[START OF Input for this task]
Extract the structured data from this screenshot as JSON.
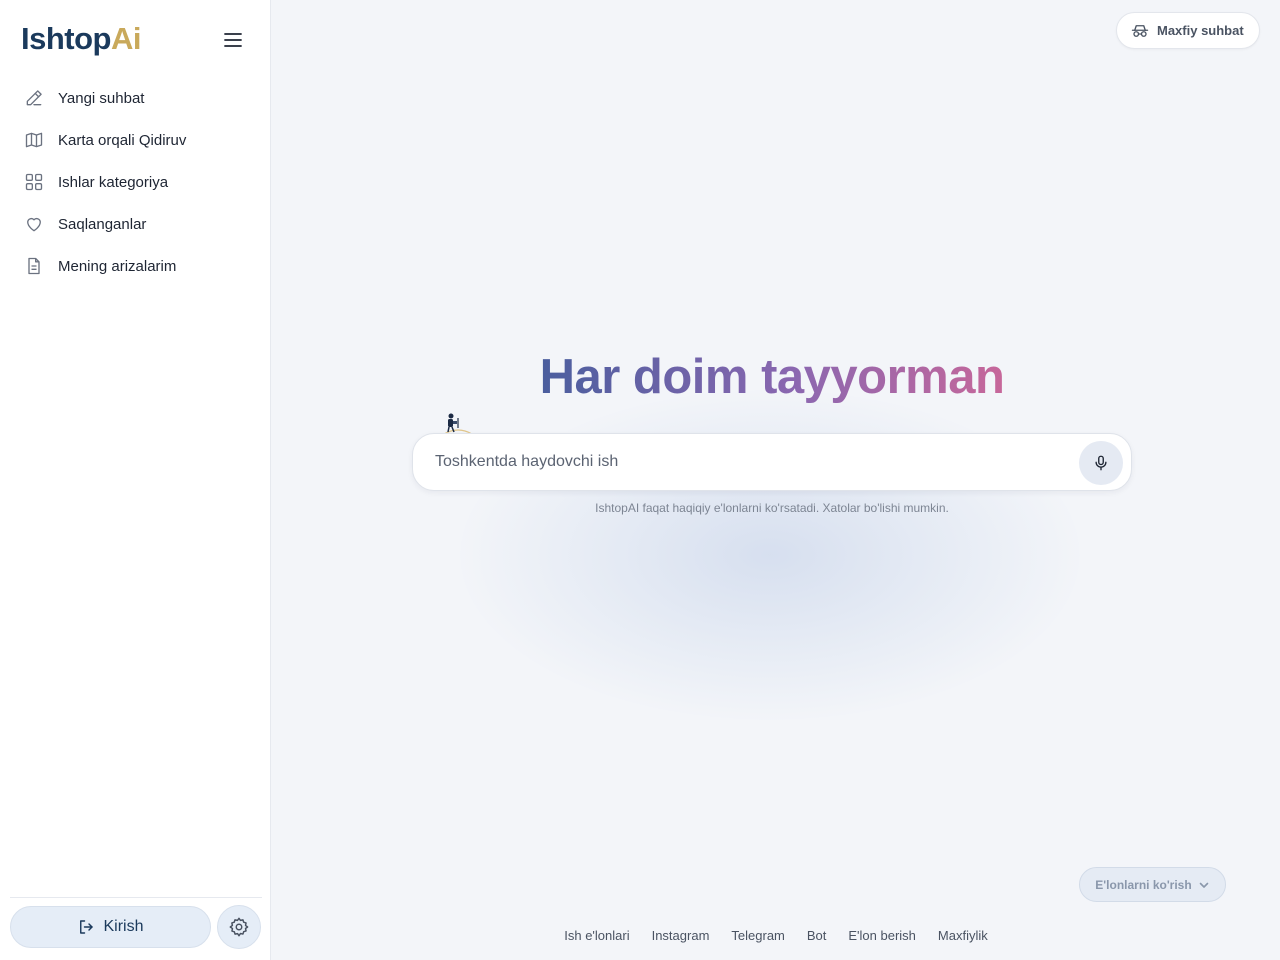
{
  "brand": {
    "part1": "Ishtop",
    "part2": "Ai"
  },
  "colors": {
    "brand_dark": "#1b3a5c",
    "brand_gold": "#c9a95b",
    "accent_bg": "#e5edf7"
  },
  "sidebar": {
    "items": [
      {
        "label": "Yangi suhbat",
        "icon": "pencil-icon"
      },
      {
        "label": "Karta orqali Qidiruv",
        "icon": "map-icon"
      },
      {
        "label": "Ishlar kategoriya",
        "icon": "grid-icon"
      },
      {
        "label": "Saqlanganlar",
        "icon": "heart-icon"
      },
      {
        "label": "Mening arizalarim",
        "icon": "document-icon"
      }
    ],
    "login_label": "Kirish"
  },
  "header": {
    "private_chat_label": "Maxfiy suhbat"
  },
  "main": {
    "hero_title": "Har doim tayyorman",
    "search_placeholder": "Toshkentda haydovchi ish",
    "disclaimer": "IshtopAI faqat haqiqiy e'lonlarni ko'rsatadi. Xatolar bo'lishi mumkin.",
    "listings_button": "E'lonlarni ko'rish"
  },
  "footer": {
    "links": [
      "Ish e'lonlari",
      "Instagram",
      "Telegram",
      "Bot",
      "E'lon berish",
      "Maxfiylik"
    ]
  }
}
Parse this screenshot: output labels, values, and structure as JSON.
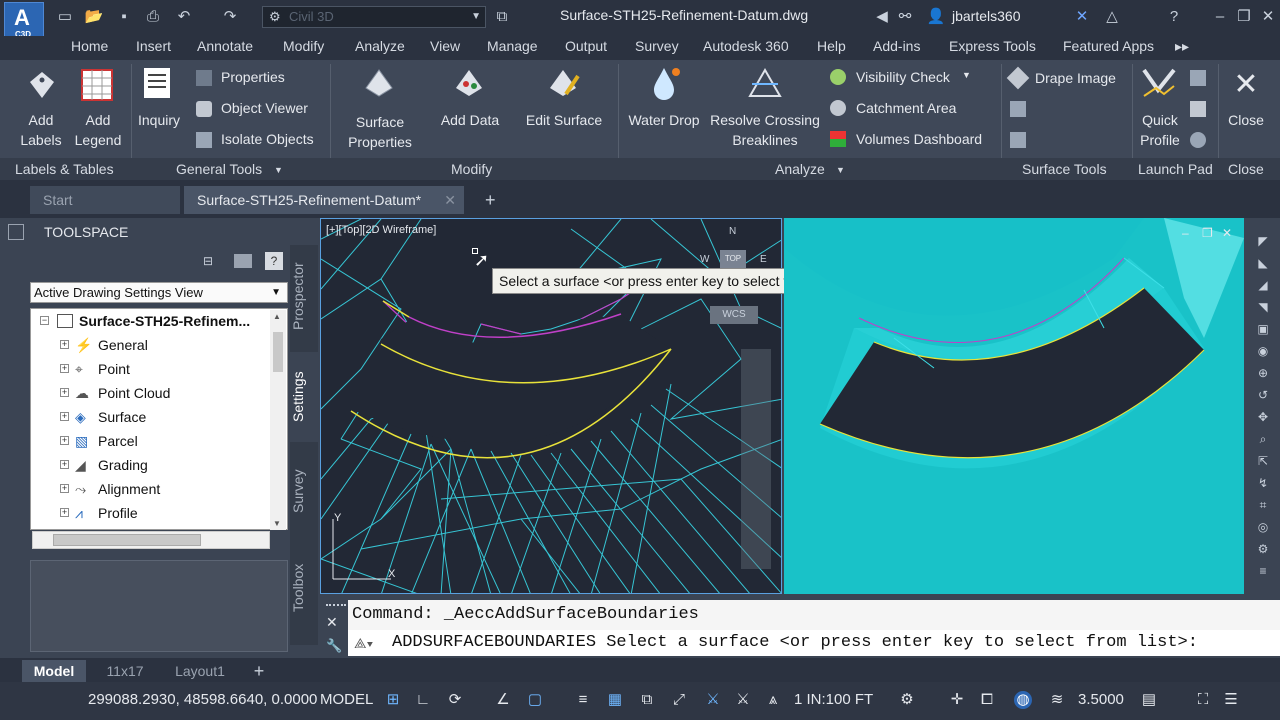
{
  "app": {
    "logo_letter": "A",
    "logo_sub": "C3D",
    "workspace_placeholder": "Civil 3D",
    "document_title": "Surface-STH25-Refinement-Datum.dwg",
    "user": "jbartels360"
  },
  "menu_tabs": [
    "Home",
    "Insert",
    "Annotate",
    "Modify",
    "Analyze",
    "View",
    "Manage",
    "Output",
    "Survey",
    "Autodesk 360",
    "Help",
    "Add-ins",
    "Express Tools",
    "Featured Apps"
  ],
  "ribbon": {
    "add_labels": "Add\nLabels",
    "add_legend": "Add\nLegend",
    "inquiry": "Inquiry",
    "properties": "Properties",
    "object_viewer": "Object Viewer",
    "isolate_objects": "Isolate Objects",
    "surface_properties": "Surface\nProperties",
    "add_data": "Add Data",
    "edit_surface": "Edit Surface",
    "water_drop": "Water Drop",
    "resolve_crossing": "Resolve Crossing\nBreaklines",
    "visibility_check": "Visibility Check",
    "catchment_area": "Catchment Area",
    "volumes_dashboard": "Volumes Dashboard",
    "drape_image": "Drape Image",
    "quick_profile": "Quick\nProfile",
    "close": "Close"
  },
  "panels": [
    "Labels & Tables",
    "General Tools",
    "Modify",
    "Analyze",
    "Surface Tools",
    "Launch Pad",
    "Close"
  ],
  "file_tabs": {
    "start": "Start",
    "doc": "Surface-STH25-Refinement-Datum*"
  },
  "toolspace": {
    "title": "TOOLSPACE",
    "view": "Active Drawing Settings View",
    "root": "Surface-STH25-Refinem...",
    "items": [
      "General",
      "Point",
      "Point Cloud",
      "Surface",
      "Parcel",
      "Grading",
      "Alignment",
      "Profile"
    ],
    "side_tabs": [
      "Prospector",
      "Settings",
      "Survey",
      "Toolbox"
    ]
  },
  "viewport": {
    "label": "[+][Top][2D Wireframe]",
    "tooltip": "Select a surface <or press enter key to select from list>:",
    "compass": {
      "n": "N",
      "w": "W",
      "e": "E",
      "top": "TOP",
      "wcs": "WCS"
    },
    "ucs": {
      "x": "X",
      "y": "Y"
    }
  },
  "command": {
    "history": "Command:  _AeccAddSurfaceBoundaries",
    "input": "ADDSURFACEBOUNDARIES Select a surface <or press enter key to select from list>:"
  },
  "layout_tabs": [
    "Model",
    "11x17",
    "Layout1"
  ],
  "status": {
    "coords": "299088.2930, 48598.6640, 0.0000",
    "mode": "MODEL",
    "scale": "1 IN:100 FT",
    "value": "3.5000"
  },
  "colors": {
    "accent": "#2c66b3",
    "surface": "#17c0c8",
    "tin": "#39d7e6",
    "boundary": "#e8e23a",
    "mesh_magenta": "#c040c8"
  }
}
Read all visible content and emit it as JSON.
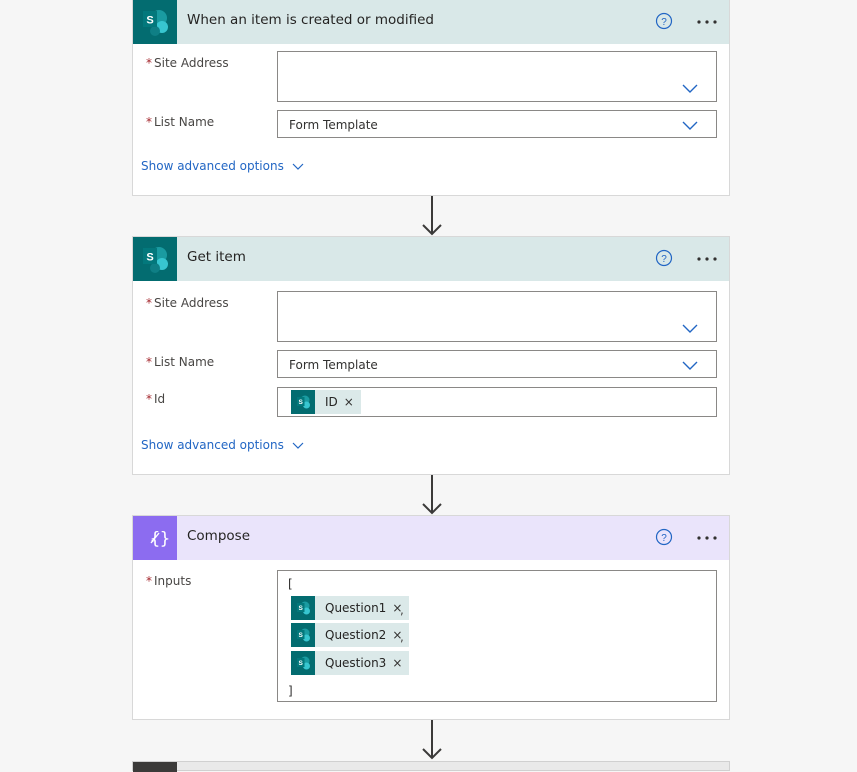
{
  "cards": [
    {
      "title": "When an item is created or modified",
      "fields": [
        {
          "label": "Site Address",
          "required_mark": "*",
          "value": ""
        },
        {
          "label": "List Name",
          "required_mark": "*",
          "value": "Form Template"
        }
      ],
      "advanced_label": "Show advanced options"
    },
    {
      "title": "Get item",
      "fields": [
        {
          "label": "Site Address",
          "required_mark": "*",
          "value": ""
        },
        {
          "label": "List Name",
          "required_mark": "*",
          "value": "Form Template"
        },
        {
          "label": "Id",
          "required_mark": "*",
          "token": "ID"
        }
      ],
      "advanced_label": "Show advanced options"
    },
    {
      "title": "Compose",
      "fields": [
        {
          "label": "Inputs",
          "required_mark": "*"
        }
      ],
      "inputs": {
        "open_bracket": "[",
        "tokens": [
          "Question1",
          "Question2",
          "Question3"
        ],
        "separator": ",",
        "close_bracket": "]"
      }
    }
  ],
  "icons": {
    "sharepoint": "sharepoint-icon",
    "compose": "compose-icon",
    "help": "help-icon",
    "more": "more-options-icon",
    "chevron": "chevron-down-icon",
    "remove": "×",
    "arrow": "arrow-down-icon"
  },
  "colors": {
    "sharepoint": "#036c70",
    "sharepoint_header": "#d9e8e8",
    "compose": "#8c6cf0",
    "compose_header": "#eae4fb",
    "link": "#2266c4",
    "required": "#a4262c"
  }
}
[END OF Input for this task]
=== Exercise prompt ===
Reproduce every record word for word. The copy must contain no pictures.

=== The response ===
Extract the structured data from this screenshot as JSON.
{
  "brand": {
    "part1": "Ishtop",
    "part2": "Ai"
  },
  "colors": {
    "brand_dark": "#1b3a5c",
    "brand_gold": "#c9a95b",
    "accent_bg": "#e5edf7"
  },
  "sidebar": {
    "items": [
      {
        "label": "Yangi suhbat",
        "icon": "pencil-icon"
      },
      {
        "label": "Karta orqali Qidiruv",
        "icon": "map-icon"
      },
      {
        "label": "Ishlar kategoriya",
        "icon": "grid-icon"
      },
      {
        "label": "Saqlanganlar",
        "icon": "heart-icon"
      },
      {
        "label": "Mening arizalarim",
        "icon": "document-icon"
      }
    ],
    "login_label": "Kirish"
  },
  "header": {
    "private_chat_label": "Maxfiy suhbat"
  },
  "main": {
    "hero_title": "Har doim tayyorman",
    "search_placeholder": "Toshkentda haydovchi ish",
    "disclaimer": "IshtopAI faqat haqiqiy e'lonlarni ko'rsatadi. Xatolar bo'lishi mumkin.",
    "listings_button": "E'lonlarni ko'rish"
  },
  "footer": {
    "links": [
      "Ish e'lonlari",
      "Instagram",
      "Telegram",
      "Bot",
      "E'lon berish",
      "Maxfiylik"
    ]
  }
}
Parse this screenshot: output labels, values, and structure as JSON.
{
  "app": {
    "logo_letter": "A",
    "logo_sub": "C3D",
    "workspace_placeholder": "Civil 3D",
    "document_title": "Surface-STH25-Refinement-Datum.dwg",
    "user": "jbartels360"
  },
  "menu_tabs": [
    "Home",
    "Insert",
    "Annotate",
    "Modify",
    "Analyze",
    "View",
    "Manage",
    "Output",
    "Survey",
    "Autodesk 360",
    "Help",
    "Add-ins",
    "Express Tools",
    "Featured Apps"
  ],
  "ribbon": {
    "add_labels": "Add\nLabels",
    "add_legend": "Add\nLegend",
    "inquiry": "Inquiry",
    "properties": "Properties",
    "object_viewer": "Object Viewer",
    "isolate_objects": "Isolate Objects",
    "surface_properties": "Surface\nProperties",
    "add_data": "Add Data",
    "edit_surface": "Edit Surface",
    "water_drop": "Water Drop",
    "resolve_crossing": "Resolve Crossing\nBreaklines",
    "visibility_check": "Visibility Check",
    "catchment_area": "Catchment Area",
    "volumes_dashboard": "Volumes Dashboard",
    "drape_image": "Drape Image",
    "quick_profile": "Quick\nProfile",
    "close": "Close"
  },
  "panels": [
    "Labels & Tables",
    "General Tools",
    "Modify",
    "Analyze",
    "Surface Tools",
    "Launch Pad",
    "Close"
  ],
  "file_tabs": {
    "start": "Start",
    "doc": "Surface-STH25-Refinement-Datum*"
  },
  "toolspace": {
    "title": "TOOLSPACE",
    "view": "Active Drawing Settings View",
    "root": "Surface-STH25-Refinem...",
    "items": [
      "General",
      "Point",
      "Point Cloud",
      "Surface",
      "Parcel",
      "Grading",
      "Alignment",
      "Profile"
    ],
    "side_tabs": [
      "Prospector",
      "Settings",
      "Survey",
      "Toolbox"
    ]
  },
  "viewport": {
    "label": "[+][Top][2D Wireframe]",
    "tooltip": "Select a surface <or press enter key to select from list>:",
    "compass": {
      "n": "N",
      "w": "W",
      "e": "E",
      "top": "TOP",
      "wcs": "WCS"
    },
    "ucs": {
      "x": "X",
      "y": "Y"
    }
  },
  "command": {
    "history": "Command:  _AeccAddSurfaceBoundaries",
    "input": "ADDSURFACEBOUNDARIES Select a surface <or press enter key to select from list>:"
  },
  "layout_tabs": [
    "Model",
    "11x17",
    "Layout1"
  ],
  "status": {
    "coords": "299088.2930, 48598.6640, 0.0000",
    "mode": "MODEL",
    "scale": "1 IN:100 FT",
    "value": "3.5000"
  },
  "colors": {
    "accent": "#2c66b3",
    "surface": "#17c0c8",
    "tin": "#39d7e6",
    "boundary": "#e8e23a",
    "mesh_magenta": "#c040c8"
  }
}
Read all visible content and emit it as JSON.
{
  "cards": [
    {
      "title": "When an item is created or modified",
      "fields": [
        {
          "label": "Site Address",
          "required_mark": "*",
          "value": ""
        },
        {
          "label": "List Name",
          "required_mark": "*",
          "value": "Form Template"
        }
      ],
      "advanced_label": "Show advanced options"
    },
    {
      "title": "Get item",
      "fields": [
        {
          "label": "Site Address",
          "required_mark": "*",
          "value": ""
        },
        {
          "label": "List Name",
          "required_mark": "*",
          "value": "Form Template"
        },
        {
          "label": "Id",
          "required_mark": "*",
          "token": "ID"
        }
      ],
      "advanced_label": "Show advanced options"
    },
    {
      "title": "Compose",
      "fields": [
        {
          "label": "Inputs",
          "required_mark": "*"
        }
      ],
      "inputs": {
        "open_bracket": "[",
        "tokens": [
          "Question1",
          "Question2",
          "Question3"
        ],
        "separator": ",",
        "close_bracket": "]"
      }
    }
  ],
  "icons": {
    "sharepoint": "sharepoint-icon",
    "compose": "compose-icon",
    "help": "help-icon",
    "more": "more-options-icon",
    "chevron": "chevron-down-icon",
    "remove": "×",
    "arrow": "arrow-down-icon"
  },
  "colors": {
    "sharepoint": "#036c70",
    "sharepoint_header": "#d9e8e8",
    "compose": "#8c6cf0",
    "compose_header": "#eae4fb",
    "link": "#2266c4",
    "required": "#a4262c"
  }
}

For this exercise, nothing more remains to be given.